::: Materials provided

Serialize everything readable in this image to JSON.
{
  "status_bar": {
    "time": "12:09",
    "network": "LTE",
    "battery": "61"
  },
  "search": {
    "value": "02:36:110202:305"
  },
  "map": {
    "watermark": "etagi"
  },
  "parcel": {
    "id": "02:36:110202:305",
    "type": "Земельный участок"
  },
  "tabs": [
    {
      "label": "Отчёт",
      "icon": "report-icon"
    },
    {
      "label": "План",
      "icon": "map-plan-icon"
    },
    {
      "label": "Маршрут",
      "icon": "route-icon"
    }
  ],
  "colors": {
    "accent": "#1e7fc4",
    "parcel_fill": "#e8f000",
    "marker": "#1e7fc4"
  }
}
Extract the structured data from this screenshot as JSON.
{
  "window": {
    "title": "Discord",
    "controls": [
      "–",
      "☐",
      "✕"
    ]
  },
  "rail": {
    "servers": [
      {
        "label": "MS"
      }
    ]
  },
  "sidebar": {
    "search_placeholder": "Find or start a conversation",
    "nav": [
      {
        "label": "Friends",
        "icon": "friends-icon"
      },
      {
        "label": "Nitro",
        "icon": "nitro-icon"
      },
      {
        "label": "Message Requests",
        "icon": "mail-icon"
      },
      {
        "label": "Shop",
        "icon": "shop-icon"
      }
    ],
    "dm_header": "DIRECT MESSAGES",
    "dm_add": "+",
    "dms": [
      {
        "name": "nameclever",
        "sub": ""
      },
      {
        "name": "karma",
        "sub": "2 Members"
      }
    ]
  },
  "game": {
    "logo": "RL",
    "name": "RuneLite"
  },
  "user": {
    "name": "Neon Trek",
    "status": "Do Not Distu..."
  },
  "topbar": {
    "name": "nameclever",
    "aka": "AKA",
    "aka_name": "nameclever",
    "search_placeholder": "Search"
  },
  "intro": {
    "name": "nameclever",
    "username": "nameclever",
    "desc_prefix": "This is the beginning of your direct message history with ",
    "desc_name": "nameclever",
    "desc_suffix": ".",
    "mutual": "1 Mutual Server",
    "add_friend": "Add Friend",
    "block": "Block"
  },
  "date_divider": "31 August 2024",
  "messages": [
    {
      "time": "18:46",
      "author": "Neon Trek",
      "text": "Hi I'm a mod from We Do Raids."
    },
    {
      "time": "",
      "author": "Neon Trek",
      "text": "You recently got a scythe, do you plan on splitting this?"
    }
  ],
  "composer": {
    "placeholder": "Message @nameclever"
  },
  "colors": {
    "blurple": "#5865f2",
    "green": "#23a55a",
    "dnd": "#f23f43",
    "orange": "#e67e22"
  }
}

::::::

All lines above with "text" in them should be returned.

      "text": "Hi I'm a mod from We Do Raids."
      "text": "You recently got a scythe, do you plan on splitting this?"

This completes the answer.